* [REQUIRED TASK A]: Decide whether each statement below agrees with the thread on speaker diarization, answering yes or no and quoting the deciding words from it: (i) the training dataset includes 2500 unique speakers; (ii) the finetuned model ended at a higher validation loss than the model trained from scratch; (iii) the reply recommends a sparse_search_volume between 5 and 30.

------ EXTRACTED TEXT

Question: what is the best approach to train speaker diarizer

mabajec commented 1 year ago

Hi,

I need to use speaker diarization in a pipeline with ASR for Slovenian language. For the speech recognition I use a highly accurate CTC Conformer model.

At first, I tried to employ pre-trained titanet-large and diar_msdd_telephonic models for clustering and neural diarization, respectively. But results are not satisfactory. In particular not for audio files with multiple speakers, e.g. more than 10. For larger files I would often get one label only. And very often, in speech segments belonging to one speaker, single words would be misclassified. I experimented a lot with all sorts of parameter combinations and pre-set config files (diar_infer_meeting, diar_infer_general, ...) but no success.

Then I trained from scratch a new titanet-large model following instructions on NeMo github and also finetuned one with my own dataset. The dataset includes 2500 unique speakers and approx. 700 hours of speech. Audio files are from 1 to 20 seconds long. Considering the loss function, both models converged well with the one trained from scratch ending up at val_loss=0,13 and finetuned one at 0,00006. When I use these two models for clustering diarization, however, results are still quite disappointing – short audio recordings with few speakers are diarized well but immediately when there are more than a few speakers, DER increases significantly. Results are sometimes even worse if I pre-set the number of speakers.

I also trained own MSDD model by following the tutorial “Speaker Diarization Training". I tried both, training by freezing speaker embedding extractor model and by end-to-end training of both together. But still, I don't get any better results. In fact, there is almost no difference between the results I get by clustering diarization alone and by using neural diarization on the final step.

I guess I must be doing something wrong. Could somebody please let me know, what is the best approach to get this done. I need a diarizer that will perform well for recordings with just a few or multiple speakers, which will very often be unknown (I don't have them in my training dataset). Specifically:

Should I train or rather finetune a speaker embedding extractor model (e.g. titanet-large) as suggested in this tutorial and then employ clustering diarization without msdd? If so, is there anything else apart from what is instructed in the Speaker Verification tutorial that I must change or pay attention to to train speaker embedding extractor model for the diarization purposes (the tutorial is on verification not diarization)? Is the dataset I have (700 hours, 2500 unique speakers) good enough or I need more data. What is suggested duration for recordings?
Or should I rather train msdd with frozen speaker embeddings extractor or even end-to-end as suggested here and then use neural diarization on top of the clustering results? Are there any specifics I need to know apart from what is explained in the Speaker Diarization Training tutorial?

If required, I can provide details on config settings that I was using for my previous experiments.

Thanks in advance.

tango4j commented 1 year ago

Hi, I'd like to share my thoughts on the issues you're encountering:

(1) Speaker Counting Error: From my experience, diarizing more than 8 speakers is quite challenging. This is also the case with other speaker diarization APIs in CSPs. In my experience, the accuracy of speaker counting is unlikely to improve significantly by re-training the speaker embedding model. having said that, I suggest tuning the diarizer.clustering.parameters in this yaml file. The recommended range for max_rp_threshold is between 0.03 and 0.2, and for sparse_search_volume, it's between 5 and 30. I assume you've already adjusted the max_num_speakers to 10 or more as needed.

------------
------ EXTRACTED MATERIAL

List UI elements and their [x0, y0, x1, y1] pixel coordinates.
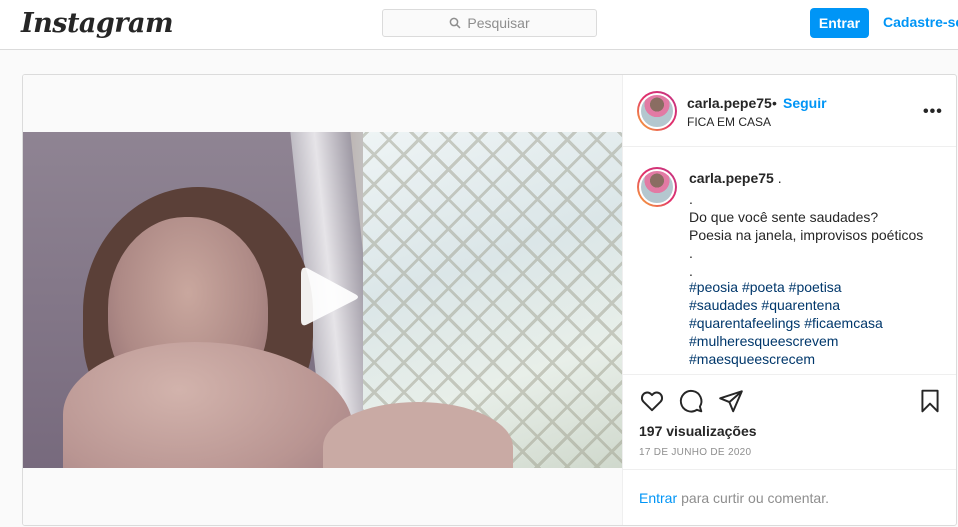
- share-icon[interactable]: [718, 388, 744, 414]
- follow-button[interactable]: Seguir: [783, 95, 827, 111]
- hashtag-link[interactable]: #poetisa: [789, 279, 842, 295]
- search-placeholder: Pesquisar: [467, 15, 530, 31]
- post-sidebar: carla.pepe75 • Seguir FICA EM CASA ••• c…: [622, 75, 956, 525]
- caption-line: .: [689, 191, 693, 207]
- video-player[interactable]: [23, 132, 622, 468]
- caption-line: .: [689, 245, 693, 261]
- search-icon: [450, 17, 461, 29]
- separator-dot: •: [772, 95, 777, 111]
- hashtag-list: #peosia #poeta #poetisa #saudades #quare…: [689, 278, 949, 368]
- heart-icon[interactable]: [639, 388, 665, 414]
- view-count[interactable]: 197 visualizações: [639, 423, 757, 439]
- top-navigation-bar: Instagram Pesquisar Entrar Cadastre-se: [0, 0, 958, 50]
- hashtag-link[interactable]: #poeta: [742, 279, 785, 295]
- bookmark-icon[interactable]: [917, 388, 943, 414]
- hashtag-line: #maesqueescrecem: [689, 350, 949, 368]
- login-button[interactable]: Entrar: [810, 8, 869, 38]
- caption-area: carla.pepe75 . . Do que você sente sauda…: [623, 147, 956, 375]
- caption-header: carla.pepe75 .: [689, 170, 782, 186]
- hashtag-link[interactable]: #quarentena: [761, 297, 840, 313]
- post-card: carla.pepe75 • Seguir FICA EM CASA ••• c…: [22, 74, 957, 526]
- hashtag-line: #quarentafeelings #ficaemcasa: [689, 314, 949, 332]
- instagram-logo[interactable]: Instagram: [21, 8, 174, 39]
- caption-avatar[interactable]: [637, 167, 677, 207]
- avatar[interactable]: [637, 91, 677, 131]
- post-username[interactable]: carla.pepe75: [687, 95, 772, 111]
- hashtag-line: #peosia #poeta #poetisa: [689, 278, 949, 296]
- hashtag-link[interactable]: #ficaemcasa: [804, 315, 883, 331]
- login-to-comment-link[interactable]: Entrar: [639, 490, 677, 506]
- hashtag-link[interactable]: #maesqueescrecem: [689, 351, 815, 367]
- post-header: carla.pepe75 • Seguir FICA EM CASA •••: [623, 75, 956, 147]
- play-icon[interactable]: [293, 262, 363, 332]
- caption-avatar-image: [639, 169, 675, 205]
- signup-link[interactable]: Cadastre-se: [883, 14, 958, 30]
- hashtag-link[interactable]: #mulheresqueescrevem: [689, 333, 838, 349]
- hashtag-link[interactable]: #peosia: [689, 279, 738, 295]
- caption-text: . Do que você sente saudades? Poesia na …: [689, 190, 949, 280]
- comment-prompt: Entrar para curtir ou comentar.: [623, 470, 956, 525]
- caption-line: Poesia na janela, improvisos poéticos: [689, 227, 924, 243]
- comment-icon[interactable]: [678, 388, 704, 414]
- post-date: 17 DE JUNHO DE 2020: [639, 447, 752, 458]
- hashtag-link[interactable]: #quarentafeelings: [689, 315, 800, 331]
- post-media: [23, 75, 622, 525]
- hashtag-link[interactable]: #saudades: [689, 297, 758, 313]
- caption-username[interactable]: carla.pepe75: [689, 170, 774, 186]
- comment-prompt-text: para curtir ou comentar.: [681, 489, 829, 506]
- hashtag-line: #saudades #quarentena: [689, 296, 949, 314]
- caption-line: Do que você sente saudades?: [689, 209, 879, 225]
- caption-suffix: .: [773, 170, 782, 186]
- post-location[interactable]: FICA EM CASA: [687, 115, 771, 129]
- search-input[interactable]: Pesquisar: [382, 9, 597, 37]
- hashtag-line: #mulheresqueescrevem: [689, 332, 949, 350]
- post-actions: 197 visualizações 17 DE JUNHO DE 2020: [623, 375, 956, 470]
- more-options-icon[interactable]: •••: [923, 103, 943, 121]
- avatar-image: [639, 93, 675, 129]
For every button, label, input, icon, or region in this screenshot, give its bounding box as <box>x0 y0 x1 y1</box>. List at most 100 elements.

------------

* [REQUIRED TASK B]: Quote the lines of the rows from the line with "- share-icon[interactable]: [718, 388, 744, 414]" to the line with "- separator-dot: •: [772, 95, 777, 111]", both included.

* [RESPONSE A]:
(i) Yes: "The dataset includes 2500 unique speakers and approx. 700 hours of speech."
(ii) No: "the one trained from scratch ending up at val_loss=0,13 and finetuned one at 0,00006"
(iii) Yes: "for sparse_search_volume, it's between 5 and 30."

* [RESPONSE B]:
- share-icon[interactable]: [718, 388, 744, 414]
- follow-button[interactable]: Seguir: [783, 95, 827, 111]
- hashtag-link[interactable]: #poetisa: [789, 279, 842, 295]
- search-placeholder: Pesquisar: [467, 15, 530, 31]
- post-sidebar: carla.pepe75 • Seguir FICA EM CASA ••• c…: [622, 75, 956, 525]
- caption-line: .: [689, 191, 693, 207]
- video-player[interactable]: [23, 132, 622, 468]
- caption-line: .: [689, 245, 693, 261]
- search-icon: [450, 17, 461, 29]
- separator-dot: •: [772, 95, 777, 111]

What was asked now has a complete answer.